• _SET PROBLEM 1_: Change "GRANTED" to "APPROVED" in the entries from the first line down through the line containing "table-cell[interactable] <box>567 287", and give those lines back with nothing else altered.

• _DOCUMENT_:
>>>>
PLACES TO STUDY AND WORK
-Where do most people do their writing and reading?
-What study spaces are available? Do students get a carrel? Do those who teach get or share an office?

-LIBRARY
-What is the library system like? Are the stacks open or closed?
-What are the library hours?
-Are there specialized archives/primary sources that would be useful to my research?
-Are there specialist librarians who can help me with my research?

-FACULTY
-Are the faculty members I want to work with accepting new students? Are any of those faculty members due for a sabbatical any time soon?
-Are professors willing to engage you on a personal level rather than just talking about your work?
-Are there any new professors the department is hiring in areas that align with my interests?
-Students’ relationships with their professors – are they primarily professional, or are they social as well?

-FUNDING
-Is funding competitive? If so, do students feel a distinction between those who have received more generous funding and those who haven’t?
-How does funding break down among the cohort? i.e., how many people receive fellowships?
-How, if you don’t have much savings, do you make enough money to live comfortably?
-Are there external fellowships one can apply to? If so, what is available? Does the program help you apply for these fellowships? How does receiving an external fellowship affect internal funding?
-If people need more than five/six years to finish, what funding resources are available? (For instance, Columbia can give you an additional 2-year teaching appointment.)
<<<<
• _SET PROBLEM 2_: Reproduce the checklist word for word, everything from "-If people need" down to "2-year teaching appointment.)".

• _GIVEN DATA_:
>>>>
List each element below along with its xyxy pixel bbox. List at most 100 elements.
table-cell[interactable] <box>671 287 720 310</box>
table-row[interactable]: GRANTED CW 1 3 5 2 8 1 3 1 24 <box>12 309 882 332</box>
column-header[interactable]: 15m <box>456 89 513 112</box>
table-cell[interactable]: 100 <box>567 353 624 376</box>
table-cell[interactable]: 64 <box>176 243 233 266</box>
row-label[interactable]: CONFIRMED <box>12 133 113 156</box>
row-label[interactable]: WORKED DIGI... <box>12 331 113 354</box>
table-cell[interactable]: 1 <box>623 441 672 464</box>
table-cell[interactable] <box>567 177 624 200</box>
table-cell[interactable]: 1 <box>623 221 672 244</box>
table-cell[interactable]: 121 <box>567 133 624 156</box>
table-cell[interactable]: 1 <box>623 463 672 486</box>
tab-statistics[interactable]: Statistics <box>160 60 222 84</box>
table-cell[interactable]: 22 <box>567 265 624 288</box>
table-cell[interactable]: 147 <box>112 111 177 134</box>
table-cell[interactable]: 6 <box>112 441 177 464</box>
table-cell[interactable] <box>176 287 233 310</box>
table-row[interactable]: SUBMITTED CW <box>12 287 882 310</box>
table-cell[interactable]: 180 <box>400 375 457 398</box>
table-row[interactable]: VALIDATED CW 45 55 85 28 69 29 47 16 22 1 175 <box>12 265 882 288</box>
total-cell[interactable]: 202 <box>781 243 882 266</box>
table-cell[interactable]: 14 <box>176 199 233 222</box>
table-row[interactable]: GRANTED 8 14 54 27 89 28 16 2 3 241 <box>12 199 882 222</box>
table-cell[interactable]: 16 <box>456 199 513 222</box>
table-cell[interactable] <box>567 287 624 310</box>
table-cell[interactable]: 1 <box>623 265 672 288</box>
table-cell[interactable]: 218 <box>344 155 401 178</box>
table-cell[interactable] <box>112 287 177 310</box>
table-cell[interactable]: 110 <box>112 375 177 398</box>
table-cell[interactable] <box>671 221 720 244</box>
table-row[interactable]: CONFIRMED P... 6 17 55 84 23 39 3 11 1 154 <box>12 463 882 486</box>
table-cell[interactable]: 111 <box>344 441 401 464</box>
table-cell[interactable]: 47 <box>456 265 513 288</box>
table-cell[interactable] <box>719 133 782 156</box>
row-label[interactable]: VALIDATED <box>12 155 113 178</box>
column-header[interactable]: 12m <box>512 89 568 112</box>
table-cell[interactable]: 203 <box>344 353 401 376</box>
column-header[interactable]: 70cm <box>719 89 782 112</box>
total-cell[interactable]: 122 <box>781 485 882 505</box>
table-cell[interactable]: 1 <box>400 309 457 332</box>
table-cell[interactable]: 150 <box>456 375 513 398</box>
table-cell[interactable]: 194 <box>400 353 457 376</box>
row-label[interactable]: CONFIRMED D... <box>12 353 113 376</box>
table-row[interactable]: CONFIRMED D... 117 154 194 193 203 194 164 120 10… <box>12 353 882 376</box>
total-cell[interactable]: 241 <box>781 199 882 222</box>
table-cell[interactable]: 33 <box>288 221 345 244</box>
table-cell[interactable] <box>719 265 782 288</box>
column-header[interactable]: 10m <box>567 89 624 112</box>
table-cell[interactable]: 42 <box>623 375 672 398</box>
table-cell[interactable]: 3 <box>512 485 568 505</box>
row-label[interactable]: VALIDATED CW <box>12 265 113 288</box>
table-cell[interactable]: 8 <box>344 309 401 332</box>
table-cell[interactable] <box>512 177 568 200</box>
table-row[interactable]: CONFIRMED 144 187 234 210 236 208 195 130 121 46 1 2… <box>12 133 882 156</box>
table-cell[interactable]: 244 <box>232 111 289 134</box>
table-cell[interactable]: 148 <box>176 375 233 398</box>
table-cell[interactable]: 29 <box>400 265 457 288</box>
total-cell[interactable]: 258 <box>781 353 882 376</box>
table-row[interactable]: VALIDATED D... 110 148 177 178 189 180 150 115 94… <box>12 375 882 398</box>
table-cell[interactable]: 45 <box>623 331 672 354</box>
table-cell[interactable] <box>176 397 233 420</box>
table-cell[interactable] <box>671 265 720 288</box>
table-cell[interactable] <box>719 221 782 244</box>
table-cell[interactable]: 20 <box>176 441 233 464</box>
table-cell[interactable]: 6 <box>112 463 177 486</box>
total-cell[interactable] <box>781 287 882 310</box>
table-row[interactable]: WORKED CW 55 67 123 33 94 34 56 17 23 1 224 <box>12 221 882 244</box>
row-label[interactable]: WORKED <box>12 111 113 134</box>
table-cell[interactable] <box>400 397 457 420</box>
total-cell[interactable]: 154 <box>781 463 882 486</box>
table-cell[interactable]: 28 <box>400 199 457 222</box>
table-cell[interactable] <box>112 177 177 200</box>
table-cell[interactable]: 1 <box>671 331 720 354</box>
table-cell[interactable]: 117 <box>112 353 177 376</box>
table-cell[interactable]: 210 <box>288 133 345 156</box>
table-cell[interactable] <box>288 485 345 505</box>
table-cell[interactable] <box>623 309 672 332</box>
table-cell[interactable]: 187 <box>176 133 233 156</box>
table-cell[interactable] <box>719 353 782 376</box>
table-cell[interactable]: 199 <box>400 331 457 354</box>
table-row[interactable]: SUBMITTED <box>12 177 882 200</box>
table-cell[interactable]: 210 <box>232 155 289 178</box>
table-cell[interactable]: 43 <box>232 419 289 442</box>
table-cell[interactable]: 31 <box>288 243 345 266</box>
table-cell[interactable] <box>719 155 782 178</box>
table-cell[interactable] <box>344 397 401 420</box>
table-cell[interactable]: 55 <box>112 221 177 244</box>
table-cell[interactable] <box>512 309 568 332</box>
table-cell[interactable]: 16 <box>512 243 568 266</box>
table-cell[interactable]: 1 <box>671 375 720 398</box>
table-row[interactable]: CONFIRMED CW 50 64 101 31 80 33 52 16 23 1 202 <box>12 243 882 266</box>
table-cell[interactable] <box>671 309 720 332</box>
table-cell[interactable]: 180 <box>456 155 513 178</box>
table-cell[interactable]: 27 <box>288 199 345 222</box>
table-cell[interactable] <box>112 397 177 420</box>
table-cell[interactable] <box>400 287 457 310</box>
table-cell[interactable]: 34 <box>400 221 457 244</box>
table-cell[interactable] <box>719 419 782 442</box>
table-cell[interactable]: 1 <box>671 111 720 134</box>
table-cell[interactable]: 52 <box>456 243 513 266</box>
<<<<
• _RESPONSE 1_:
List each element below along with its xyxy pixel bbox. List at most 100 elements.
table-cell[interactable] <box>671 287 720 310</box>
table-row[interactable]: APPROVED CW 1 3 5 2 8 1 3 1 24 <box>12 309 882 332</box>
column-header[interactable]: 15m <box>456 89 513 112</box>
table-cell[interactable]: 100 <box>567 353 624 376</box>
table-cell[interactable]: 64 <box>176 243 233 266</box>
row-label[interactable]: CONFIRMED <box>12 133 113 156</box>
row-label[interactable]: WORKED DIGI... <box>12 331 113 354</box>
table-cell[interactable]: 1 <box>623 441 672 464</box>
table-cell[interactable] <box>567 177 624 200</box>
table-cell[interactable]: 1 <box>623 221 672 244</box>
table-cell[interactable]: 121 <box>567 133 624 156</box>
table-cell[interactable]: 1 <box>623 463 672 486</box>
tab-statistics[interactable]: Statistics <box>160 60 222 84</box>
table-cell[interactable]: 22 <box>567 265 624 288</box>
table-cell[interactable]: 147 <box>112 111 177 134</box>
table-cell[interactable]: 6 <box>112 441 177 464</box>
table-cell[interactable] <box>176 287 233 310</box>
table-row[interactable]: SUBMITTED CW <box>12 287 882 310</box>
table-cell[interactable]: 180 <box>400 375 457 398</box>
table-row[interactable]: VALIDATED CW 45 55 85 28 69 29 47 16 22 1 175 <box>12 265 882 288</box>
total-cell[interactable]: 202 <box>781 243 882 266</box>
table-cell[interactable]: 14 <box>176 199 233 222</box>
table-row[interactable]: APPROVED 8 14 54 27 89 28 16 2 3 241 <box>12 199 882 222</box>
table-cell[interactable]: 16 <box>456 199 513 222</box>
table-cell[interactable] <box>567 287 624 310</box>

• _RESPONSE 2_:
-If people need more than five/six years to finish, what funding resources are available? (For instance, Columbia can give you an additional 2-year teaching appointment.)